Goal: Scan the data below for the string "contribution". Show every line where it turns up.

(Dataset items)
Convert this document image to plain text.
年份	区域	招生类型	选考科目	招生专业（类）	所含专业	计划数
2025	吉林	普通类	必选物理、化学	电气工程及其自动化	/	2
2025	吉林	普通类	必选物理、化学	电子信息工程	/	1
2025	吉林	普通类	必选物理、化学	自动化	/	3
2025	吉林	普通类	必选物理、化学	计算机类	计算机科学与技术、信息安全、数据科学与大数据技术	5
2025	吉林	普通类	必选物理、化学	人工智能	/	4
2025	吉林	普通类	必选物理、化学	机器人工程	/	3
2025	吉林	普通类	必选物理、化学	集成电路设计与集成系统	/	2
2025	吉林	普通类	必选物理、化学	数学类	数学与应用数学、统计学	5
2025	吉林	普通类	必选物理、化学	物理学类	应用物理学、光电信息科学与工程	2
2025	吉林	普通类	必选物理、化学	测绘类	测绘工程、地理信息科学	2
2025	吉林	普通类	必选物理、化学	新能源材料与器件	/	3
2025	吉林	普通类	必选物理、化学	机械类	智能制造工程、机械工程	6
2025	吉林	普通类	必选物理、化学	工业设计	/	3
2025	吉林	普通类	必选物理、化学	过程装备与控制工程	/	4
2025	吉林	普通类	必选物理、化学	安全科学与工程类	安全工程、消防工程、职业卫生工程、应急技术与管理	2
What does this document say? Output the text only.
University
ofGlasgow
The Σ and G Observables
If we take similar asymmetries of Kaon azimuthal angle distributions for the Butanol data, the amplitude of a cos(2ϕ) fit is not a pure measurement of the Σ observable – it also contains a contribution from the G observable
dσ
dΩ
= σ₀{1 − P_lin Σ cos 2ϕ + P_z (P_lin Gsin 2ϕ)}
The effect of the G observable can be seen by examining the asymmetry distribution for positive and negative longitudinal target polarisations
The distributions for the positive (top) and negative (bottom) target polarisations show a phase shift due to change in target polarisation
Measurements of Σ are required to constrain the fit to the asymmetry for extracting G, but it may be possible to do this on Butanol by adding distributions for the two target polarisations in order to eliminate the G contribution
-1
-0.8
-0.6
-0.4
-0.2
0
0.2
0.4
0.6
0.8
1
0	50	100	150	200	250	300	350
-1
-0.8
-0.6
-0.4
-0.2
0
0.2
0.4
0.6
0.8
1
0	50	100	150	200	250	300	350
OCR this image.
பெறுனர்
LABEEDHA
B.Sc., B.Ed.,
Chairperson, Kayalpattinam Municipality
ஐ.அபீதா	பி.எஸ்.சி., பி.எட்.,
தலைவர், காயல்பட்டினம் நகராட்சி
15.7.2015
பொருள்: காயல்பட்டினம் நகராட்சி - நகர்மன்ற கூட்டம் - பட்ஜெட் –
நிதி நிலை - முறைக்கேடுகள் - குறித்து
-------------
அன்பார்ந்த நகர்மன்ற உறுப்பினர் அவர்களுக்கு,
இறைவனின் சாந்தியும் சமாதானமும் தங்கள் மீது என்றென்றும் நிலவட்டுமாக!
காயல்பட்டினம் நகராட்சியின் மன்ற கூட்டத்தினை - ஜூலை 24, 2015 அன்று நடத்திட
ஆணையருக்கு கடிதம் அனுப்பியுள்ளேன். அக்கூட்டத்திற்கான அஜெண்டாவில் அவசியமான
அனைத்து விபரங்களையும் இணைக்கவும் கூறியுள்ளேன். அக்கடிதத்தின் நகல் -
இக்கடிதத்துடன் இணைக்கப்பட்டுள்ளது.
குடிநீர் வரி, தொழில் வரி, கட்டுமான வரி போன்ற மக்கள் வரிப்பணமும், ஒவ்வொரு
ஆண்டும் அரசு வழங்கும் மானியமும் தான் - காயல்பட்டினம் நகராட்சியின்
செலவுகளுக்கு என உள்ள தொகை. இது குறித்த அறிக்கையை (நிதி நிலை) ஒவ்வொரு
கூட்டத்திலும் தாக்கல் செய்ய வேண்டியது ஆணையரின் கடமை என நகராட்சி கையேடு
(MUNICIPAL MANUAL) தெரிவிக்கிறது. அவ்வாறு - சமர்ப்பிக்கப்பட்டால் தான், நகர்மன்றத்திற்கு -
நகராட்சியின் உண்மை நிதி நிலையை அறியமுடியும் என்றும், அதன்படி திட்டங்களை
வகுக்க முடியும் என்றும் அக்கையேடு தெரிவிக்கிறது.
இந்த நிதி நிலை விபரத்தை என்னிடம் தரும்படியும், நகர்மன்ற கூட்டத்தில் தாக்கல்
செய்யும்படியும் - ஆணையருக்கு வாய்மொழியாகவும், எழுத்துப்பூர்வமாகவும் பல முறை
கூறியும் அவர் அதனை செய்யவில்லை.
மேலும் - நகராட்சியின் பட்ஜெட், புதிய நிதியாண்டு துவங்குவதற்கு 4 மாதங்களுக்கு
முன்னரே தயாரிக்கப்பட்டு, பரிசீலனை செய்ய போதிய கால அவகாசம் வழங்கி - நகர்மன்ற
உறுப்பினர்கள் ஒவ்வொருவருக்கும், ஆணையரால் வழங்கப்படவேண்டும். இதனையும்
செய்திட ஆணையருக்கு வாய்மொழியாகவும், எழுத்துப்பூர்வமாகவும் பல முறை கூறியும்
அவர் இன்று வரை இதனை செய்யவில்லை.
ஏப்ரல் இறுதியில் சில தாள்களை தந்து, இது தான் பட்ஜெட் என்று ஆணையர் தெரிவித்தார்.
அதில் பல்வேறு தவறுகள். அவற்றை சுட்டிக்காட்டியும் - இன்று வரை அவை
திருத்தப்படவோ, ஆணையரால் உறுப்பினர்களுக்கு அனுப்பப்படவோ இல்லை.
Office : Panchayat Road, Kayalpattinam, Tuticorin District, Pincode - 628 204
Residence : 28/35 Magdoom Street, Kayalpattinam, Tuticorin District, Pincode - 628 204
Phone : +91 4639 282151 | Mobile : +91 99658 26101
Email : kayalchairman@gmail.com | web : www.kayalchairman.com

In response:
If we take similar asymmetries of Kaon azimuthal angle distributions for the Butanol data, the amplitude of a cos(2ϕ) fit is not a pure measurement of the Σ observable – it also contains a contribution from the G observable
Measurements of Σ are required to constrain the fit to the asymmetry for extracting G, but it may be possible to do this on Butanol by adding distributions for the two target polarisations in order to eliminate the G contribution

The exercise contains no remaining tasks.